Copy every line of the listing that holds the string "JSON".

= = = = = = =

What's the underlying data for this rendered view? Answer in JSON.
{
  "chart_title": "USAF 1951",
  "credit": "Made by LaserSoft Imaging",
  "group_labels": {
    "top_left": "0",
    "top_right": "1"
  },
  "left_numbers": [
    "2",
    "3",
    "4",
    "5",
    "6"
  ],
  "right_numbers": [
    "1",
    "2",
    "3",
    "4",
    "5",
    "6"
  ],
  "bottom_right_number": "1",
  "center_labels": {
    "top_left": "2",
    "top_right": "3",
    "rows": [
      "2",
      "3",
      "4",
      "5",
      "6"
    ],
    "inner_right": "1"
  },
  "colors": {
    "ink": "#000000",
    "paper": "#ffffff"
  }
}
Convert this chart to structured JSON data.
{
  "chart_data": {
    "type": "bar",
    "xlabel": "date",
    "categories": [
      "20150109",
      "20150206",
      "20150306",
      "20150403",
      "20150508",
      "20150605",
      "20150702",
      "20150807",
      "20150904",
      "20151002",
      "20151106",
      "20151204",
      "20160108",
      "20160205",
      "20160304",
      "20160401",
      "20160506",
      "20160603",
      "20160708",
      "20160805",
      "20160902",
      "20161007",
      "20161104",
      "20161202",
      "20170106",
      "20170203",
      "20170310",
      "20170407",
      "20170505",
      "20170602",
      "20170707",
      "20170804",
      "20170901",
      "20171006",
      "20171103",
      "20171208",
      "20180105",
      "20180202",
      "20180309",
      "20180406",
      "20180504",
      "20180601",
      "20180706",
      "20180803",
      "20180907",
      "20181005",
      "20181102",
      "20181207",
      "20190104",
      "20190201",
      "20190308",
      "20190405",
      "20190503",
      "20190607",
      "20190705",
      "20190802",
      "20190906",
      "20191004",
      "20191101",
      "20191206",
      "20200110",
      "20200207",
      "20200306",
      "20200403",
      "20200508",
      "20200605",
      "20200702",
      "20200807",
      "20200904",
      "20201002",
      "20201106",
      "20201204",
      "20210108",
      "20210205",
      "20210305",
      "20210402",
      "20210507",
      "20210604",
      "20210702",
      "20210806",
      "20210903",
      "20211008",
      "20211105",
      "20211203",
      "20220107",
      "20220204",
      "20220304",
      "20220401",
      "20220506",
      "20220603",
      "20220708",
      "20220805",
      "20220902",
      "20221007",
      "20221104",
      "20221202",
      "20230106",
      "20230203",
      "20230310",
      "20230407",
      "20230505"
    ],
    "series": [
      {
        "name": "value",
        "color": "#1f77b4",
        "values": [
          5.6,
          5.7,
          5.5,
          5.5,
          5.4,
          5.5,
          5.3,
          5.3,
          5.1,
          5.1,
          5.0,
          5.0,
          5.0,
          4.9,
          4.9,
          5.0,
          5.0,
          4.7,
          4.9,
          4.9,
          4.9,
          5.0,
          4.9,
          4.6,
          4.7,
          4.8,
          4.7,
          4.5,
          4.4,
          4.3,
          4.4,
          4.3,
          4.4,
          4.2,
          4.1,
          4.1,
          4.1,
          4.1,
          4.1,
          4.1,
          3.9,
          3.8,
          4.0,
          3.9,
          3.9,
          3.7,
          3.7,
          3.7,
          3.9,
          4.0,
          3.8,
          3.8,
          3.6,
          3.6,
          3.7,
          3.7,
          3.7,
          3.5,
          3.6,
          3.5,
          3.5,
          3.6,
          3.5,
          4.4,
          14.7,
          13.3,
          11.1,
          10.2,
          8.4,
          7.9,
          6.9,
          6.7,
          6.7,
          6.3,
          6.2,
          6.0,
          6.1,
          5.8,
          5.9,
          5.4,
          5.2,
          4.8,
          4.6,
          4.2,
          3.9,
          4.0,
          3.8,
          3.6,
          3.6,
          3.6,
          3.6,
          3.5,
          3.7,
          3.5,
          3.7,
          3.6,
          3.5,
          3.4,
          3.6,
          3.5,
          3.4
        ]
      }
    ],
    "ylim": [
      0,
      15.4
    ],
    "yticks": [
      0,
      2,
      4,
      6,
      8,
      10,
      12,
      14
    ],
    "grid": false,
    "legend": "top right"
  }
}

= = = = = = =

• **Output for this exercise**
What's the underlying data for this rendered view? Answer in JSON.
Convert this chart to structured JSON data.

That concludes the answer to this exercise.